**BRIEF:** Skip the pictures and extract all of the lines exactly as written.

++++ SUPPLIED MATERIAL ++++

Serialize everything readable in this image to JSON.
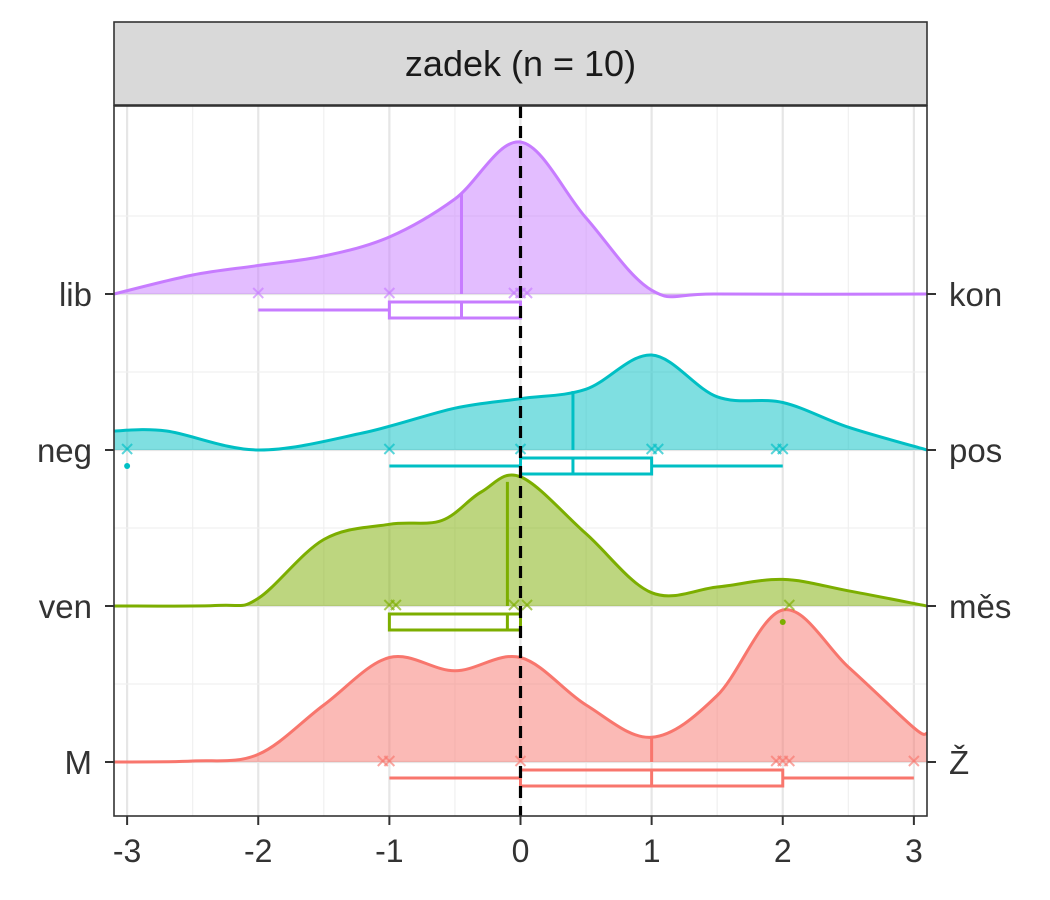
{
  "chart_data": {
    "type": "ridgeline-density",
    "title": "zadek (n = 10)",
    "xlim": [
      -3.1,
      3.1
    ],
    "x_ticks": [
      -3,
      -2,
      -1,
      0,
      1,
      2,
      3
    ],
    "x_tick_labels": [
      "-3",
      "-2",
      "-1",
      "0",
      "1",
      "2",
      "3"
    ],
    "grid": true,
    "reference_line": {
      "x": 0,
      "style": "dashed",
      "color": "#000000"
    },
    "series": [
      {
        "left_label": "M",
        "right_label": "Ž",
        "color": "#F8766D",
        "density_peak_height": 0.8,
        "density": [
          [
            -3.1,
            0
          ],
          [
            -2.5,
            0.005
          ],
          [
            -2.0,
            0.04
          ],
          [
            -1.5,
            0.3
          ],
          [
            -1.0,
            0.55
          ],
          [
            -0.5,
            0.48
          ],
          [
            0.0,
            0.55
          ],
          [
            0.5,
            0.3
          ],
          [
            1.0,
            0.13
          ],
          [
            1.5,
            0.35
          ],
          [
            2.0,
            0.8
          ],
          [
            2.5,
            0.5
          ],
          [
            3.0,
            0.18
          ],
          [
            3.1,
            0.15
          ]
        ],
        "median": 1.0,
        "points": [
          -1.05,
          -1.0,
          0.0,
          1.95,
          2.0,
          2.05,
          3.0
        ],
        "box": {
          "q1": 0.0,
          "q3": 2.0,
          "min": -1.0,
          "max": 3.0,
          "outliers": []
        }
      },
      {
        "left_label": "ven",
        "right_label": "měs",
        "color": "#7CAE00",
        "density_peak_height": 0.68,
        "density": [
          [
            -3.1,
            0
          ],
          [
            -2.3,
            0.003
          ],
          [
            -2.0,
            0.04
          ],
          [
            -1.5,
            0.35
          ],
          [
            -1.0,
            0.43
          ],
          [
            -0.6,
            0.45
          ],
          [
            -0.3,
            0.6
          ],
          [
            0.0,
            0.68
          ],
          [
            0.5,
            0.38
          ],
          [
            1.0,
            0.07
          ],
          [
            1.5,
            0.1
          ],
          [
            2.0,
            0.14
          ],
          [
            2.5,
            0.08
          ],
          [
            3.1,
            0
          ]
        ],
        "median": -0.1,
        "points": [
          -1.0,
          -0.95,
          -0.05,
          0.05,
          2.05
        ],
        "box": {
          "q1": -1.0,
          "q3": 0.0,
          "min": -1.0,
          "max": 0.0,
          "outliers": [
            2.0
          ]
        }
      },
      {
        "left_label": "neg",
        "right_label": "pos",
        "color": "#00BFC4",
        "density_peak_height": 0.5,
        "density": [
          [
            -3.1,
            0.1
          ],
          [
            -2.7,
            0.1
          ],
          [
            -2.0,
            0.0
          ],
          [
            -1.2,
            0.09
          ],
          [
            -0.5,
            0.22
          ],
          [
            0.0,
            0.27
          ],
          [
            0.5,
            0.32
          ],
          [
            1.0,
            0.5
          ],
          [
            1.5,
            0.28
          ],
          [
            2.0,
            0.25
          ],
          [
            2.5,
            0.12
          ],
          [
            3.1,
            0.0
          ]
        ],
        "median": 0.4,
        "points": [
          -3.0,
          -1.0,
          0.0,
          1.0,
          1.05,
          1.95,
          2.0
        ],
        "box": {
          "q1": 0.0,
          "q3": 1.0,
          "min": -1.0,
          "max": 2.0,
          "outliers": [
            -3.0
          ]
        }
      },
      {
        "left_label": "lib",
        "right_label": "kon",
        "color": "#C77CFF",
        "density_peak_height": 0.8,
        "density": [
          [
            -3.1,
            0
          ],
          [
            -2.5,
            0.1
          ],
          [
            -2.0,
            0.15
          ],
          [
            -1.5,
            0.2
          ],
          [
            -1.0,
            0.3
          ],
          [
            -0.5,
            0.5
          ],
          [
            0.0,
            0.8
          ],
          [
            0.5,
            0.4
          ],
          [
            1.0,
            0.02
          ],
          [
            1.5,
            0.0
          ],
          [
            3.1,
            0
          ]
        ],
        "median": -0.45,
        "points": [
          -2.0,
          -1.0,
          -0.05,
          0.0,
          0.05
        ],
        "box": {
          "q1": -1.0,
          "q3": 0.0,
          "min": -2.0,
          "max": 0.0,
          "outliers": []
        }
      }
    ]
  }
}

++++

**FINISHED EXERCISE:**
Serialize everything readable in this image to JSON.
{
  "chart_data": {
    "type": "ridgeline-density",
    "title": "zadek (n = 10)",
    "xlim": [
      -3.1,
      3.1
    ],
    "x_ticks": [
      -3,
      -2,
      -1,
      0,
      1,
      2,
      3
    ],
    "x_tick_labels": [
      "-3",
      "-2",
      "-1",
      "0",
      "1",
      "2",
      "3"
    ],
    "grid": true,
    "reference_line": {
      "x": 0,
      "style": "dashed",
      "color": "#000000"
    },
    "series": [
      {
        "left_label": "M",
        "right_label": "Ž",
        "color": "#F8766D",
        "density_peak_height": 0.8,
        "density": [
          [
            -3.1,
            0
          ],
          [
            -2.5,
            0.005
          ],
          [
            -2.0,
            0.04
          ],
          [
            -1.5,
            0.3
          ],
          [
            -1.0,
            0.55
          ],
          [
            -0.5,
            0.48
          ],
          [
            0.0,
            0.55
          ],
          [
            0.5,
            0.3
          ],
          [
            1.0,
            0.13
          ],
          [
            1.5,
            0.35
          ],
          [
            2.0,
            0.8
          ],
          [
            2.5,
            0.5
          ],
          [
            3.0,
            0.18
          ],
          [
            3.1,
            0.15
          ]
        ],
        "median": 1.0,
        "points": [
          -1.05,
          -1.0,
          0.0,
          1.95,
          2.0,
          2.05,
          3.0
        ],
        "box": {
          "q1": 0.0,
          "q3": 2.0,
          "min": -1.0,
          "max": 3.0,
          "outliers": []
        }
      },
      {
        "left_label": "ven",
        "right_label": "měs",
        "color": "#7CAE00",
        "density_peak_height": 0.68,
        "density": [
          [
            -3.1,
            0
          ],
          [
            -2.3,
            0.003
          ],
          [
            -2.0,
            0.04
          ],
          [
            -1.5,
            0.35
          ],
          [
            -1.0,
            0.43
          ],
          [
            -0.6,
            0.45
          ],
          [
            -0.3,
            0.6
          ],
          [
            0.0,
            0.68
          ],
          [
            0.5,
            0.38
          ],
          [
            1.0,
            0.07
          ],
          [
            1.5,
            0.1
          ],
          [
            2.0,
            0.14
          ],
          [
            2.5,
            0.08
          ],
          [
            3.1,
            0
          ]
        ],
        "median": -0.1,
        "points": [
          -1.0,
          -0.95,
          -0.05,
          0.05,
          2.05
        ],
        "box": {
          "q1": -1.0,
          "q3": 0.0,
          "min": -1.0,
          "max": 0.0,
          "outliers": [
            2.0
          ]
        }
      },
      {
        "left_label": "neg",
        "right_label": "pos",
        "color": "#00BFC4",
        "density_peak_height": 0.5,
        "density": [
          [
            -3.1,
            0.1
          ],
          [
            -2.7,
            0.1
          ],
          [
            -2.0,
            0.0
          ],
          [
            -1.2,
            0.09
          ],
          [
            -0.5,
            0.22
          ],
          [
            0.0,
            0.27
          ],
          [
            0.5,
            0.32
          ],
          [
            1.0,
            0.5
          ],
          [
            1.5,
            0.28
          ],
          [
            2.0,
            0.25
          ],
          [
            2.5,
            0.12
          ],
          [
            3.1,
            0.0
          ]
        ],
        "median": 0.4,
        "points": [
          -3.0,
          -1.0,
          0.0,
          1.0,
          1.05,
          1.95,
          2.0
        ],
        "box": {
          "q1": 0.0,
          "q3": 1.0,
          "min": -1.0,
          "max": 2.0,
          "outliers": [
            -3.0
          ]
        }
      },
      {
        "left_label": "lib",
        "right_label": "kon",
        "color": "#C77CFF",
        "density_peak_height": 0.8,
        "density": [
          [
            -3.1,
            0
          ],
          [
            -2.5,
            0.1
          ],
          [
            -2.0,
            0.15
          ],
          [
            -1.5,
            0.2
          ],
          [
            -1.0,
            0.3
          ],
          [
            -0.5,
            0.5
          ],
          [
            0.0,
            0.8
          ],
          [
            0.5,
            0.4
          ],
          [
            1.0,
            0.02
          ],
          [
            1.5,
            0.0
          ],
          [
            3.1,
            0
          ]
        ],
        "median": -0.45,
        "points": [
          -2.0,
          -1.0,
          -0.05,
          0.0,
          0.05
        ],
        "box": {
          "q1": -1.0,
          "q3": 0.0,
          "min": -2.0,
          "max": 0.0,
          "outliers": []
        }
      }
    ]
  }
}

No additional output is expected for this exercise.